### Work to complete
Work through the material below line by line and say how many lines include the word "title". Only the number, please.
--- START OF The records ---
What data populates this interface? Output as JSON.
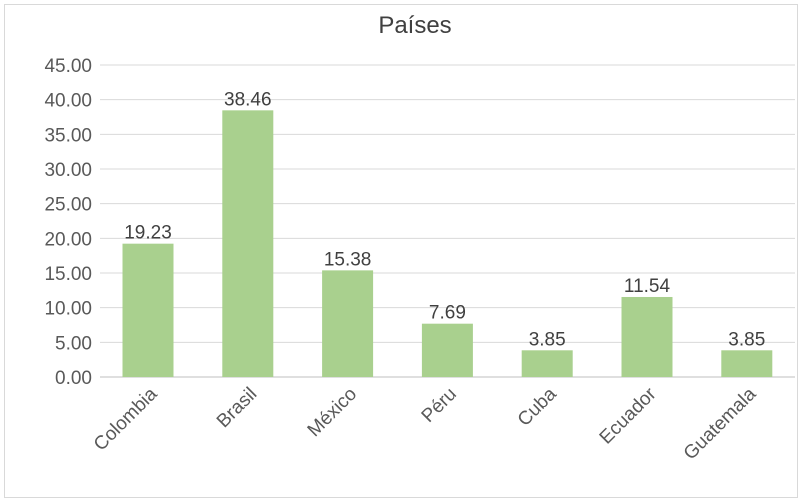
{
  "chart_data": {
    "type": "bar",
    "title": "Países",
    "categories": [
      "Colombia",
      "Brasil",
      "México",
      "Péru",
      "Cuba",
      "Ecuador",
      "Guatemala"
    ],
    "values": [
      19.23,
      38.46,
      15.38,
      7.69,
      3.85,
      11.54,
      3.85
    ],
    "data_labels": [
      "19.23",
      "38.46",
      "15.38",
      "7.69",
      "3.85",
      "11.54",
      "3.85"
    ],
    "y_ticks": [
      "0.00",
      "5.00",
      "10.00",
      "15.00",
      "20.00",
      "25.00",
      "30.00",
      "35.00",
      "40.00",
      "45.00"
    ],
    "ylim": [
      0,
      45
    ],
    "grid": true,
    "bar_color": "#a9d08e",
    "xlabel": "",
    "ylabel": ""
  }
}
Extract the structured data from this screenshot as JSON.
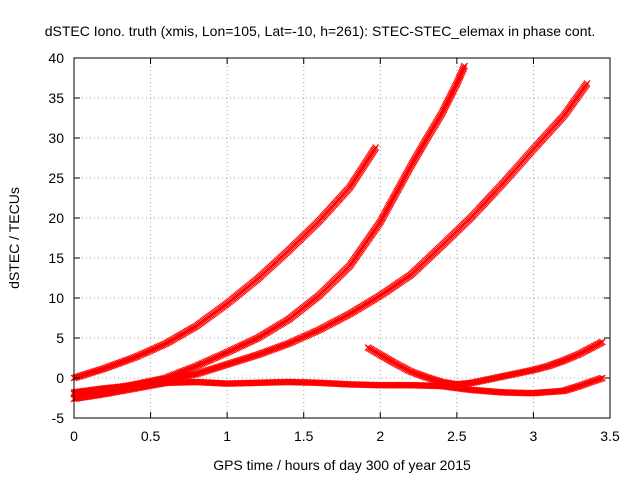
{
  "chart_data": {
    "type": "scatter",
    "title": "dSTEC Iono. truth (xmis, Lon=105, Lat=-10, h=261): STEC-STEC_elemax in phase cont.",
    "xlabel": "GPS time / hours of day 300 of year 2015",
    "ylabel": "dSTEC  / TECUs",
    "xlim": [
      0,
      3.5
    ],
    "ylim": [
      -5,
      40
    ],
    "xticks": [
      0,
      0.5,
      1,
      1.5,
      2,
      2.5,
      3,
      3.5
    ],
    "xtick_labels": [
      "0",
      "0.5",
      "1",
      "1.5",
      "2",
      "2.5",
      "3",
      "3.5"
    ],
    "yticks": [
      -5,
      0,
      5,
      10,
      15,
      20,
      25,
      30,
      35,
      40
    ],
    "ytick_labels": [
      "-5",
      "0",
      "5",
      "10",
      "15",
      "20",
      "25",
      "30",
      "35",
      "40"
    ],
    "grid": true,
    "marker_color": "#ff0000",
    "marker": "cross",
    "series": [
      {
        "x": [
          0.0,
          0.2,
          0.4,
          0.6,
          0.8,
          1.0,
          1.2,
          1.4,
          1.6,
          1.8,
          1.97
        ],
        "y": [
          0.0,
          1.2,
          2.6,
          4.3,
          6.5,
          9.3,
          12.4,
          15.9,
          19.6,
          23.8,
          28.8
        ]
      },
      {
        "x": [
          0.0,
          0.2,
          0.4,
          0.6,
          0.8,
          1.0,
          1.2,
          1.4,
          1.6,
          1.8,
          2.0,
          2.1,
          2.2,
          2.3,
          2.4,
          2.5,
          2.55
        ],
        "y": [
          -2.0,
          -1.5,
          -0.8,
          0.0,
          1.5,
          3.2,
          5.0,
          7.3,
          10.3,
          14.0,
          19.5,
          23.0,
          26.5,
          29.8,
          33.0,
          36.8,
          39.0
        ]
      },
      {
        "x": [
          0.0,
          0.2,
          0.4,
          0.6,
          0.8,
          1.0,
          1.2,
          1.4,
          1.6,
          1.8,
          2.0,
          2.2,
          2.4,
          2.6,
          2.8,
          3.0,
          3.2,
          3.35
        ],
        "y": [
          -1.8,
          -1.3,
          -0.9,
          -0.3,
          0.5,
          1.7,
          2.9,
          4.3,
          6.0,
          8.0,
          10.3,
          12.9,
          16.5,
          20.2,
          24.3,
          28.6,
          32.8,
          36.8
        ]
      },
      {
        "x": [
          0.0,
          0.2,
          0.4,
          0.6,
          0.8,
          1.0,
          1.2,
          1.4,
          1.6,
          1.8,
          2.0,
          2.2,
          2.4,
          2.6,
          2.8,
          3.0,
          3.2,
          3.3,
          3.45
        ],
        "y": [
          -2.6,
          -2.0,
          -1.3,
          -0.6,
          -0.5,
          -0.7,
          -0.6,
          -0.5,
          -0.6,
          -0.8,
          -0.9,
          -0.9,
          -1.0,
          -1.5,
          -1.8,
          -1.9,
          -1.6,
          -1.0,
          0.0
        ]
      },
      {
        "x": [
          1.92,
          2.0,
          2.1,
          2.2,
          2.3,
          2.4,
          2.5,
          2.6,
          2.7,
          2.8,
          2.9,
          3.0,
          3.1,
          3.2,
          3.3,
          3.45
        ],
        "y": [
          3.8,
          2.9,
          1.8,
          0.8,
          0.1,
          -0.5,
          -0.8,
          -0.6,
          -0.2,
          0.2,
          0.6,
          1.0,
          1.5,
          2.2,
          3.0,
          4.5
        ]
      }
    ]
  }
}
--- END OF The records ---
--- START OF The records ---
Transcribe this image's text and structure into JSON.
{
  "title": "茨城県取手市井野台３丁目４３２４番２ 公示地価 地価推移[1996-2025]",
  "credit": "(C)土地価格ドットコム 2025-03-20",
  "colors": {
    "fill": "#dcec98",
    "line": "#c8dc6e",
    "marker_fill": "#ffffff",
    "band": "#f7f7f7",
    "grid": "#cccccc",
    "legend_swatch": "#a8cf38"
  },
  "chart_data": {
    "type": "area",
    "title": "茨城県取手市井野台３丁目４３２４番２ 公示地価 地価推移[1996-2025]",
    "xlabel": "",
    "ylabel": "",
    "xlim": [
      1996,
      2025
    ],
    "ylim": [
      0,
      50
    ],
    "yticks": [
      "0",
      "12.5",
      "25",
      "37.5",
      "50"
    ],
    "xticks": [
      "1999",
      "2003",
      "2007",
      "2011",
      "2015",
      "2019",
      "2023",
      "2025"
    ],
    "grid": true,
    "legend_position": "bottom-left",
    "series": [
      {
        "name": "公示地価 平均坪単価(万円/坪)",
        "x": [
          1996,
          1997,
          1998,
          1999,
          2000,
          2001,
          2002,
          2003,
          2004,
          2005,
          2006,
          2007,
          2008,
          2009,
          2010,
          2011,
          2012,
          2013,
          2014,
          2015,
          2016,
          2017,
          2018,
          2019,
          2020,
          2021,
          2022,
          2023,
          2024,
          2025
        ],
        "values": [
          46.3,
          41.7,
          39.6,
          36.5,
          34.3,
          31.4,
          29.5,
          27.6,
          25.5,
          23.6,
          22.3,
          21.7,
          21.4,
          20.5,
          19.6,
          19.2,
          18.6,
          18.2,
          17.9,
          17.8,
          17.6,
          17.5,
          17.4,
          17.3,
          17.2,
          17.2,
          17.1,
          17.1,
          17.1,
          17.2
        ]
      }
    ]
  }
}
--- END OF The records ---
### Exercise result
4